What the task asks.
Return exactly the lines of the data below, from the one that contains "Output the underlying" through the final line, and leave out every picture.

┌──

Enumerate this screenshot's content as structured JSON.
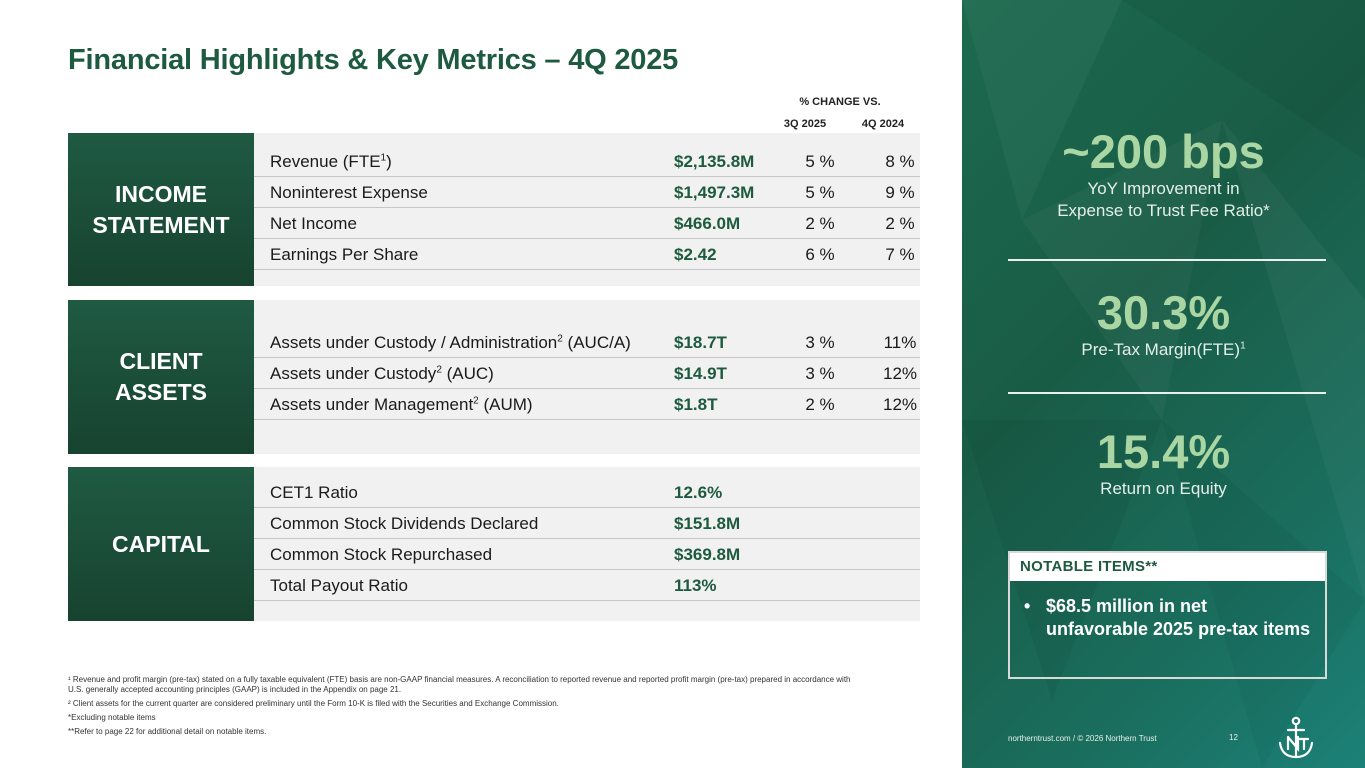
{
  "title": "Financial Highlights & Key Metrics – 4Q 2025",
  "table_header": {
    "change_vs": "% CHANGE VS.",
    "q3": "3Q 2025",
    "q4": "4Q 2024"
  },
  "income_statement": {
    "label_line1": "INCOME",
    "label_line2": "STATEMENT",
    "rows": [
      {
        "label": "Revenue (FTE",
        "sup": "1",
        "label_end": ")",
        "value": "$2,135.8M",
        "q3": "5 %",
        "q4": "8 %"
      },
      {
        "label": "Noninterest Expense",
        "value": "$1,497.3M",
        "q3": "5 %",
        "q4": "9 %"
      },
      {
        "label": "Net Income",
        "value": "$466.0M",
        "q3": "2 %",
        "q4": "2 %"
      },
      {
        "label": "Earnings Per Share",
        "value": "$2.42",
        "q3": "6 %",
        "q4": "7 %"
      }
    ]
  },
  "client_assets": {
    "label_line1": "CLIENT",
    "label_line2": "ASSETS",
    "rows": [
      {
        "label": "Assets under Custody / Administration",
        "sup": "2",
        "label_end": " (AUC/A)",
        "value": "$18.7T",
        "q3": "3 %",
        "q4": "11%"
      },
      {
        "label": "Assets under Custody",
        "sup": "2",
        "label_end": " (AUC)",
        "value": "$14.9T",
        "q3": "3 %",
        "q4": "12%"
      },
      {
        "label": "Assets under Management",
        "sup": "2",
        "label_end": " (AUM)",
        "value": "$1.8T",
        "q3": "2 %",
        "q4": "12%"
      }
    ]
  },
  "capital": {
    "label": "CAPITAL",
    "rows": [
      {
        "label": "CET1 Ratio",
        "value": "12.6%"
      },
      {
        "label": "Common Stock Dividends Declared",
        "value": "$151.8M"
      },
      {
        "label": "Common Stock Repurchased",
        "value": "$369.8M"
      },
      {
        "label": "Total Payout Ratio",
        "value": "113%"
      }
    ]
  },
  "metrics": [
    {
      "big": "~200 bps",
      "sub1": "YoY Improvement in",
      "sub2": "Expense to Trust Fee Ratio*"
    },
    {
      "big": "30.3%",
      "sub1": "Pre-Tax Margin(FTE)",
      "sup": "1"
    },
    {
      "big": "15.4%",
      "sub1": "Return on Equity"
    }
  ],
  "notable": {
    "header": "NOTABLE ITEMS**",
    "bullet": "•",
    "item": "$68.5 million in net unfavorable 2025 pre-tax items"
  },
  "footnotes": {
    "f1_mark": "¹",
    "f1": "Revenue and profit margin (pre-tax) stated on a fully taxable equivalent (FTE) basis are non-GAAP financial measures. A reconciliation to reported revenue and reported profit margin (pre-tax) prepared in accordance with U.S. generally accepted accounting principles (GAAP) is included in the Appendix on page 21.",
    "f2_mark": "²",
    "f2": "Client assets for the current quarter are considered preliminary until the Form 10-K is filed with the Securities and Exchange Commission.",
    "f3": "*Excluding notable items",
    "f4": "**Refer to page 22 for additional detail on notable items."
  },
  "footer": {
    "text": "northerntrust.com / © 2026 Northern Trust",
    "page": "12"
  },
  "colors": {
    "brand_green": "#1d5a40",
    "metric_green": "#a9d6a3"
  },
  "icons": {
    "logo": "northern-trust-anchor-logo"
  }
}
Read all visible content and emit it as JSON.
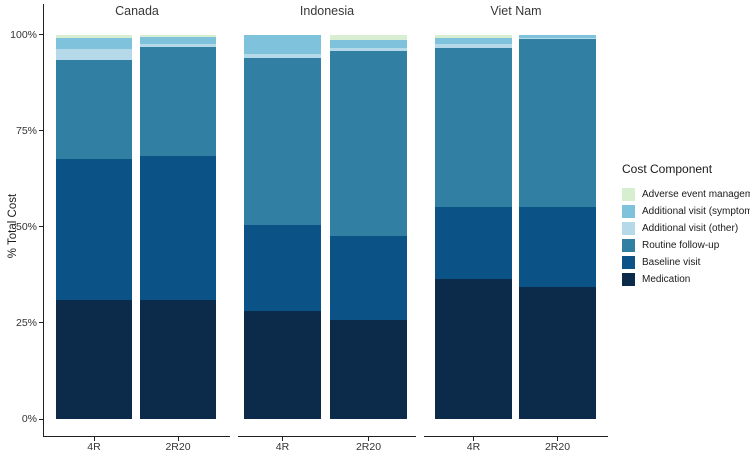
{
  "chart_data": {
    "type": "bar",
    "stacked": true,
    "percent_stacked": true,
    "title": "",
    "xlabel": "",
    "ylabel": "% Total Cost",
    "ylim": [
      0,
      100
    ],
    "y_tick_values": [
      0,
      25,
      50,
      75,
      100
    ],
    "y_tick_labels": [
      "0%",
      "25%",
      "50%",
      "75%",
      "100%"
    ],
    "categories": [
      "4R",
      "2R20"
    ],
    "stack_order_bottom_to_top": [
      "Medication",
      "Baseline visit",
      "Routine follow-up",
      "Additional visit (other)",
      "Additional visit (symptoms)",
      "Adverse event management"
    ],
    "colors": {
      "Medication": "#0c2b4a",
      "Baseline visit": "#0b5286",
      "Routine follow-up": "#317fa3",
      "Additional visit (other)": "#b5d9e8",
      "Additional visit (symptoms)": "#7fc2db",
      "Adverse event management": "#d7eed1"
    },
    "facets": [
      {
        "title": "Canada",
        "series": {
          "Medication": [
            31.0,
            31.0
          ],
          "Baseline visit": [
            36.5,
            37.5
          ],
          "Routine follow-up": [
            25.9,
            28.3
          ],
          "Additional visit (other)": [
            2.9,
            0.8
          ],
          "Additional visit (symptoms)": [
            2.9,
            1.8
          ],
          "Adverse event management": [
            0.8,
            0.6
          ]
        }
      },
      {
        "title": "Indonesia",
        "series": {
          "Medication": [
            28.0,
            25.8
          ],
          "Baseline visit": [
            22.4,
            21.7
          ],
          "Routine follow-up": [
            43.5,
            48.2
          ],
          "Additional visit (other)": [
            1.0,
            0.9
          ],
          "Additional visit (symptoms)": [
            5.1,
            2.0
          ],
          "Adverse event management": [
            0.0,
            1.4
          ]
        }
      },
      {
        "title": "Viet Nam",
        "series": {
          "Medication": [
            36.3,
            34.4
          ],
          "Baseline visit": [
            18.9,
            20.7
          ],
          "Routine follow-up": [
            41.4,
            43.8
          ],
          "Additional visit (other)": [
            1.0,
            0.2
          ],
          "Additional visit (symptoms)": [
            1.4,
            0.8
          ],
          "Adverse event management": [
            1.0,
            0.1
          ]
        }
      }
    ],
    "legend": {
      "title": "Cost Component",
      "position": "right",
      "items_top_to_bottom": [
        {
          "label": "Adverse event management",
          "color": "#d7eed1"
        },
        {
          "label": "Additional visit (symptoms)",
          "color": "#7fc2db"
        },
        {
          "label": "Additional visit (other)",
          "color": "#b5d9e8"
        },
        {
          "label": "Routine follow-up",
          "color": "#317fa3"
        },
        {
          "label": "Baseline visit",
          "color": "#0b5286"
        },
        {
          "label": "Medication",
          "color": "#0c2b4a"
        }
      ]
    }
  }
}
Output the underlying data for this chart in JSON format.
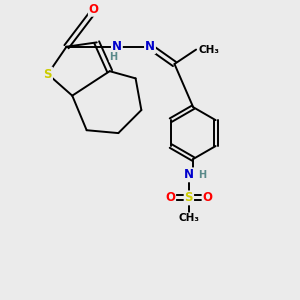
{
  "bg_color": "#ebebeb",
  "atom_colors": {
    "C": "#000000",
    "N": "#0000cc",
    "O": "#ff0000",
    "S": "#cccc00",
    "H": "#5a8a8a"
  },
  "bond_color": "#000000",
  "bond_width": 1.4,
  "figsize": [
    3.0,
    3.0
  ],
  "dpi": 100
}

└──

Answer.
Output the underlying data for this chart in JSON format.
{
  "bg_color": "#ebebeb",
  "atom_colors": {
    "C": "#000000",
    "N": "#0000cc",
    "O": "#ff0000",
    "S": "#cccc00",
    "H": "#5a8a8a"
  },
  "bond_color": "#000000",
  "bond_width": 1.4,
  "figsize": [
    3.0,
    3.0
  ],
  "dpi": 100
}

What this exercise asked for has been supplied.